* Exercise aim:
Skip the images and copy each record exactly as written.
# # # # # # #
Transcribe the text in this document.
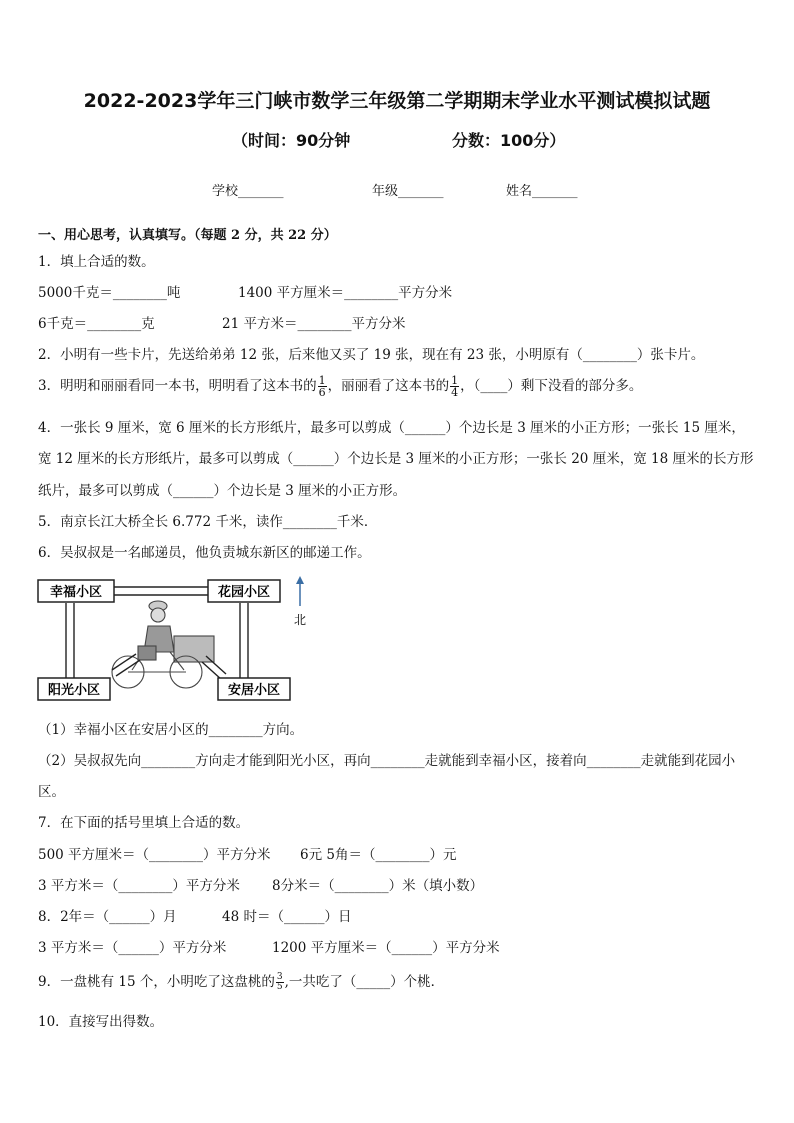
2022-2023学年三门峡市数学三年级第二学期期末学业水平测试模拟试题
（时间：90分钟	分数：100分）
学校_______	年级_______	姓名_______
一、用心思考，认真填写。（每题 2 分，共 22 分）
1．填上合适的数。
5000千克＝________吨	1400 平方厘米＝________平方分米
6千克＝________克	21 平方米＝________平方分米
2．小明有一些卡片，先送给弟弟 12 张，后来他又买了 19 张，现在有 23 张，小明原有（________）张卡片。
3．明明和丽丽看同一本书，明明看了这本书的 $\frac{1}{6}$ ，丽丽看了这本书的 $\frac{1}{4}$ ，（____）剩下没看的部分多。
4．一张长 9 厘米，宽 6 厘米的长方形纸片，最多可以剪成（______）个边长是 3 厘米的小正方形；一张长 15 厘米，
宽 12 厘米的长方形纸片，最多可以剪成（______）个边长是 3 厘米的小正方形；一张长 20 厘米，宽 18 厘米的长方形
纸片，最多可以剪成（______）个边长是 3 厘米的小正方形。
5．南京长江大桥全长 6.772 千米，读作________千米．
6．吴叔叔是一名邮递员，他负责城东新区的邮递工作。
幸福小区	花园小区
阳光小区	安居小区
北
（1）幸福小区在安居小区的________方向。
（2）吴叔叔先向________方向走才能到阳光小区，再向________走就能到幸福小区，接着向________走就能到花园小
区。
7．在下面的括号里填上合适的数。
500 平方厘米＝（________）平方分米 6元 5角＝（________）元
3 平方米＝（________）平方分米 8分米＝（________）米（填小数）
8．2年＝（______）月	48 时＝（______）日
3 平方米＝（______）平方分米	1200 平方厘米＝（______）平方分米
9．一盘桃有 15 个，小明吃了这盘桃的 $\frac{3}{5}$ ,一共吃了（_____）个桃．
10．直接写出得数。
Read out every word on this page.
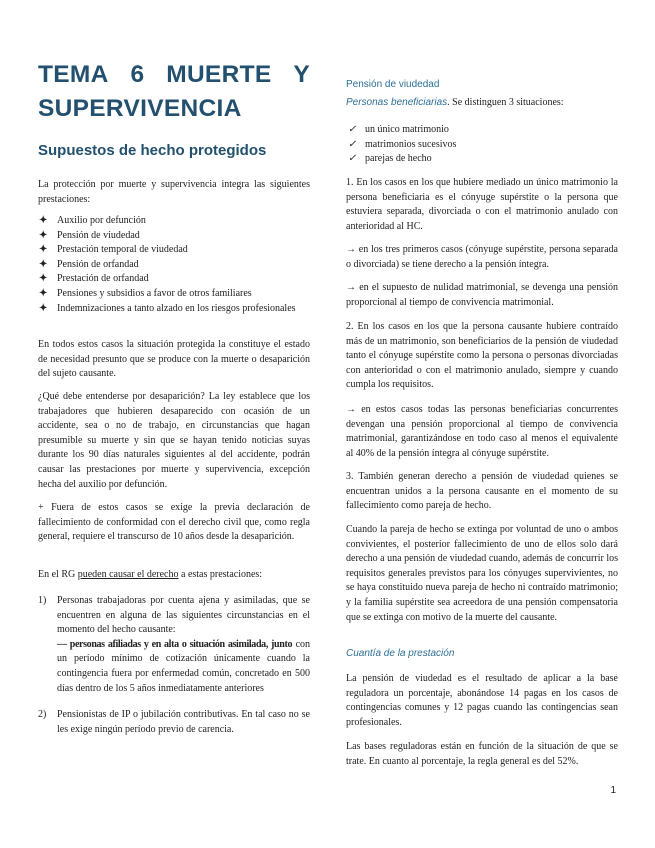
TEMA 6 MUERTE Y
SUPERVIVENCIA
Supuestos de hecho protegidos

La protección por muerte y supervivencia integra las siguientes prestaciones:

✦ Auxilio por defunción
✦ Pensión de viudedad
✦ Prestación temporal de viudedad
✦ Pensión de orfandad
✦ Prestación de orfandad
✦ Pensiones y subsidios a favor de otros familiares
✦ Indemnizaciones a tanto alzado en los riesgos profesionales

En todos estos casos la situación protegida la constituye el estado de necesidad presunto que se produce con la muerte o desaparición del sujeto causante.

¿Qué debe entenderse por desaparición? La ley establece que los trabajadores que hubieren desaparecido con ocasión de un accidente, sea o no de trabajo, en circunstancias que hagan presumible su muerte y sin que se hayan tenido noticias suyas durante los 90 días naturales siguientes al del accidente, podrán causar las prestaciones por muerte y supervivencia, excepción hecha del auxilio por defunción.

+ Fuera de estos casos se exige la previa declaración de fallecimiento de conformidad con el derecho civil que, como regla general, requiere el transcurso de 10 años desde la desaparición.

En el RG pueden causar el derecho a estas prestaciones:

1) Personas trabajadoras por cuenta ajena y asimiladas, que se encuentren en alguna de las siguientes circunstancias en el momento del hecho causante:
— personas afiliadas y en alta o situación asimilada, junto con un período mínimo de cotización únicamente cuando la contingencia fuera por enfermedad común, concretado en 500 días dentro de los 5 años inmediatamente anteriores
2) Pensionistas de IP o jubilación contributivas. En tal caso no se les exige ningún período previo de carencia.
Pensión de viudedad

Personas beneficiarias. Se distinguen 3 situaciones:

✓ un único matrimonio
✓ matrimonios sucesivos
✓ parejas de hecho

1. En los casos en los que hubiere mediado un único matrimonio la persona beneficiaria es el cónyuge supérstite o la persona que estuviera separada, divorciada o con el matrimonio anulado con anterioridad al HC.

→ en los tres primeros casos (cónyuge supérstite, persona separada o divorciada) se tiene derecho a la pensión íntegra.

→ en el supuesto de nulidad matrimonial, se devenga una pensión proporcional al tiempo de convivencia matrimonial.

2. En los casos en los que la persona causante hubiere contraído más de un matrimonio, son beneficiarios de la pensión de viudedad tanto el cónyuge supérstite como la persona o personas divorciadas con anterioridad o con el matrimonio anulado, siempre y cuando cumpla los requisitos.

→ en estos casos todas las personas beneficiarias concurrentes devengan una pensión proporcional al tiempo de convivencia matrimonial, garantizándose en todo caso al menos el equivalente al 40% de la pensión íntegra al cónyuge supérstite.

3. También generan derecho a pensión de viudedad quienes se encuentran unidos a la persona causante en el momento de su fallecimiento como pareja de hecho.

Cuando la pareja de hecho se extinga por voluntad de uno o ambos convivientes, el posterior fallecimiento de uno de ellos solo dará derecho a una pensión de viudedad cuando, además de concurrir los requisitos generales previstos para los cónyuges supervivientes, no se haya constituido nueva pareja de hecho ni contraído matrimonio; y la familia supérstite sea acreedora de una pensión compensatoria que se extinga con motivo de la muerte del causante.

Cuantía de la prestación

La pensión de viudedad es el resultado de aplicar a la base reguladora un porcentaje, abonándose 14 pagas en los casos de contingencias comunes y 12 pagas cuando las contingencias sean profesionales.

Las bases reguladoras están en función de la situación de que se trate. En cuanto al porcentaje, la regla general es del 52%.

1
# # # # # # #
* Solution:
Transcribe the text in this document.
2022-2023学年三门峡市数学三年级第二学期期末学业水平测试模拟试题
（时间：90分钟	分数：100分）
学校_______	年级_______	姓名_______
一、用心思考，认真填写。（每题 2 分，共 22 分）
1．填上合适的数。
5000千克＝________吨	1400 平方厘米＝________平方分米
6千克＝________克	21 平方米＝________平方分米
2．小明有一些卡片，先送给弟弟 12 张，后来他又买了 19 张，现在有 23 张，小明原有（________）张卡片。
3．明明和丽丽看同一本书，明明看了这本书的 $\frac{1}{6}$ ，丽丽看了这本书的 $\frac{1}{4}$ ，（____）剩下没看的部分多。
4．一张长 9 厘米，宽 6 厘米的长方形纸片，最多可以剪成（______）个边长是 3 厘米的小正方形；一张长 15 厘米，
宽 12 厘米的长方形纸片，最多可以剪成（______）个边长是 3 厘米的小正方形；一张长 20 厘米，宽 18 厘米的长方形
纸片，最多可以剪成（______）个边长是 3 厘米的小正方形。
5．南京长江大桥全长 6.772 千米，读作________千米．
6．吴叔叔是一名邮递员，他负责城东新区的邮递工作。
幸福小区	花园小区
阳光小区	安居小区
北
（1）幸福小区在安居小区的________方向。
（2）吴叔叔先向________方向走才能到阳光小区，再向________走就能到幸福小区，接着向________走就能到花园小
区。
7．在下面的括号里填上合适的数。
500 平方厘米＝（________）平方分米 6元 5角＝（________）元
3 平方米＝（________）平方分米 8分米＝（________）米（填小数）
8．2年＝（______）月	48 时＝（______）日
3 平方米＝（______）平方分米	1200 平方厘米＝（______）平方分米
9．一盘桃有 15 个，小明吃了这盘桃的 $\frac{3}{5}$ ,一共吃了（_____）个桃．
10．直接写出得数。
Read out every word on this page.
TEMA 6 MUERTE Y
SUPERVIVENCIA
Supuestos de hecho protegidos

La protección por muerte y supervivencia integra las siguientes prestaciones:

✦ Auxilio por defunción
✦ Pensión de viudedad
✦ Prestación temporal de viudedad
✦ Pensión de orfandad
✦ Prestación de orfandad
✦ Pensiones y subsidios a favor de otros familiares
✦ Indemnizaciones a tanto alzado en los riesgos profesionales

En todos estos casos la situación protegida la constituye el estado de necesidad presunto que se produce con la muerte o desaparición del sujeto causante.

¿Qué debe entenderse por desaparición? La ley establece que los trabajadores que hubieren desaparecido con ocasión de un accidente, sea o no de trabajo, en circunstancias que hagan presumible su muerte y sin que se hayan tenido noticias suyas durante los 90 días naturales siguientes al del accidente, podrán causar las prestaciones por muerte y supervivencia, excepción hecha del auxilio por defunción.

+ Fuera de estos casos se exige la previa declaración de fallecimiento de conformidad con el derecho civil que, como regla general, requiere el transcurso de 10 años desde la desaparición.

En el RG pueden causar el derecho a estas prestaciones:

1) Personas trabajadoras por cuenta ajena y asimiladas, que se encuentren en alguna de las siguientes circunstancias en el momento del hecho causante:
— personas afiliadas y en alta o situación asimilada, junto con un período mínimo de cotización únicamente cuando la contingencia fuera por enfermedad común, concretado en 500 días dentro de los 5 años inmediatamente anteriores
2) Pensionistas de IP o jubilación contributivas. En tal caso no se les exige ningún período previo de carencia.
Pensión de viudedad

Personas beneficiarias. Se distinguen 3 situaciones:

✓ un único matrimonio
✓ matrimonios sucesivos
✓ parejas de hecho

1. En los casos en los que hubiere mediado un único matrimonio la persona beneficiaria es el cónyuge supérstite o la persona que estuviera separada, divorciada o con el matrimonio anulado con anterioridad al HC.

→ en los tres primeros casos (cónyuge supérstite, persona separada o divorciada) se tiene derecho a la pensión íntegra.

→ en el supuesto de nulidad matrimonial, se devenga una pensión proporcional al tiempo de convivencia matrimonial.

2. En los casos en los que la persona causante hubiere contraído más de un matrimonio, son beneficiarios de la pensión de viudedad tanto el cónyuge supérstite como la persona o personas divorciadas con anterioridad o con el matrimonio anulado, siempre y cuando cumpla los requisitos.

→ en estos casos todas las personas beneficiarias concurrentes devengan una pensión proporcional al tiempo de convivencia matrimonial, garantizándose en todo caso al menos el equivalente al 40% de la pensión íntegra al cónyuge supérstite.

3. También generan derecho a pensión de viudedad quienes se encuentran unidos a la persona causante en el momento de su fallecimiento como pareja de hecho.

Cuando la pareja de hecho se extinga por voluntad de uno o ambos convivientes, el posterior fallecimiento de uno de ellos solo dará derecho a una pensión de viudedad cuando, además de concurrir los requisitos generales previstos para los cónyuges supervivientes, no se haya constituido nueva pareja de hecho ni contraído matrimonio; y la familia supérstite sea acreedora de una pensión compensatoria que se extinga con motivo de la muerte del causante.

Cuantía de la prestación

La pensión de viudedad es el resultado de aplicar a la base reguladora un porcentaje, abonándose 14 pagas en los casos de contingencias comunes y 12 pagas cuando las contingencias sean profesionales.

Las bases reguladoras están en función de la situación de que se trate. En cuanto al porcentaje, la regla general es del 52%.

1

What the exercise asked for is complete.